**Saved entries**
· · · · · · ·
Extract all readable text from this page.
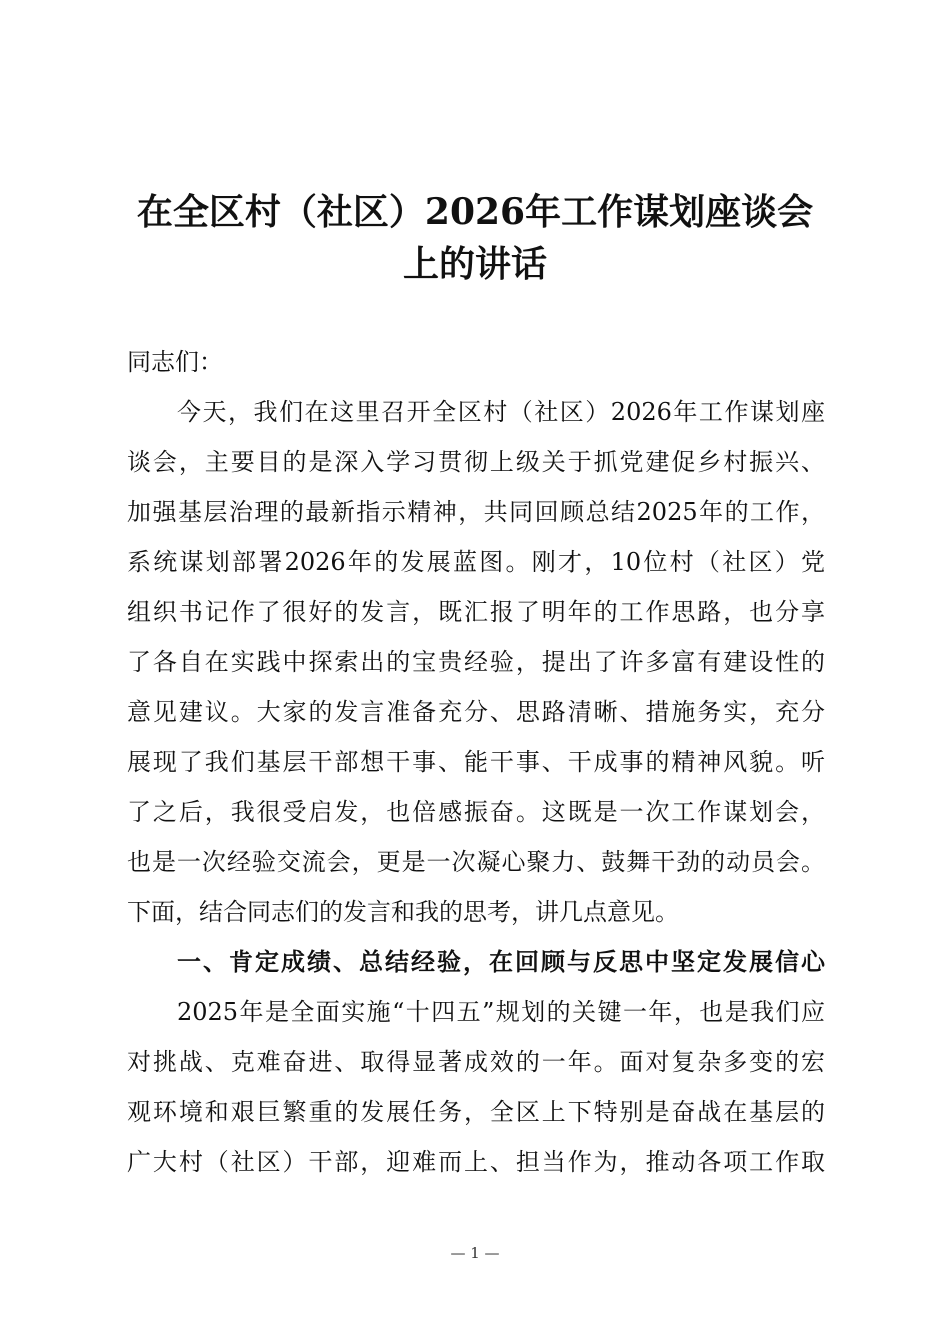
在全区村（社区）2026年工作谋划座谈会
上的讲话
同志们：
今天，我们在这里召开全区村（社区）2026年工作谋划座
谈会，主要目的是深入学习贯彻上级关于抓党建促乡村振兴、
加强基层治理的最新指示精神，共同回顾总结2025年的工作，
系统谋划部署2026年的发展蓝图。刚才，10位村（社区）党
组织书记作了很好的发言，既汇报了明年的工作思路，也分享
了各自在实践中探索出的宝贵经验，提出了许多富有建设性的
意见建议。大家的发言准备充分、思路清晰、措施务实，充分
展现了我们基层干部想干事、能干事、干成事的精神风貌。听
了之后，我很受启发，也倍感振奋。这既是一次工作谋划会，
也是一次经验交流会，更是一次凝心聚力、鼓舞干劲的动员会。
下面，结合同志们的发言和我的思考，讲几点意见。
一、肯定成绩、总结经验，在回顾与反思中坚定发展信心
2025年是全面实施“十四五”规划的关键一年，也是我们应
对挑战、克难奋进、取得显著成效的一年。面对复杂多变的宏
观环境和艰巨繁重的发展任务，全区上下特别是奋战在基层的
广大村（社区）干部，迎难而上、担当作为，推动各项工作取
— 1 —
· · · · · · ·
**AIM OF THE EXERCISE**
Copy all of the entries verbatim, leaving out any pictures they contain.

**THE OUTPUT**
Extract all readable text from this page.
在全区村（社区）2026年工作谋划座谈会
上的讲话
同志们：
今天，我们在这里召开全区村（社区）2026年工作谋划座
谈会，主要目的是深入学习贯彻上级关于抓党建促乡村振兴、
加强基层治理的最新指示精神，共同回顾总结2025年的工作，
系统谋划部署2026年的发展蓝图。刚才，10位村（社区）党
组织书记作了很好的发言，既汇报了明年的工作思路，也分享
了各自在实践中探索出的宝贵经验，提出了许多富有建设性的
意见建议。大家的发言准备充分、思路清晰、措施务实，充分
展现了我们基层干部想干事、能干事、干成事的精神风貌。听
了之后，我很受启发，也倍感振奋。这既是一次工作谋划会，
也是一次经验交流会，更是一次凝心聚力、鼓舞干劲的动员会。
下面，结合同志们的发言和我的思考，讲几点意见。
一、肯定成绩、总结经验，在回顾与反思中坚定发展信心
2025年是全面实施“十四五”规划的关键一年，也是我们应
对挑战、克难奋进、取得显著成效的一年。面对复杂多变的宏
观环境和艰巨繁重的发展任务，全区上下特别是奋战在基层的
广大村（社区）干部，迎难而上、担当作为，推动各项工作取
— 1 —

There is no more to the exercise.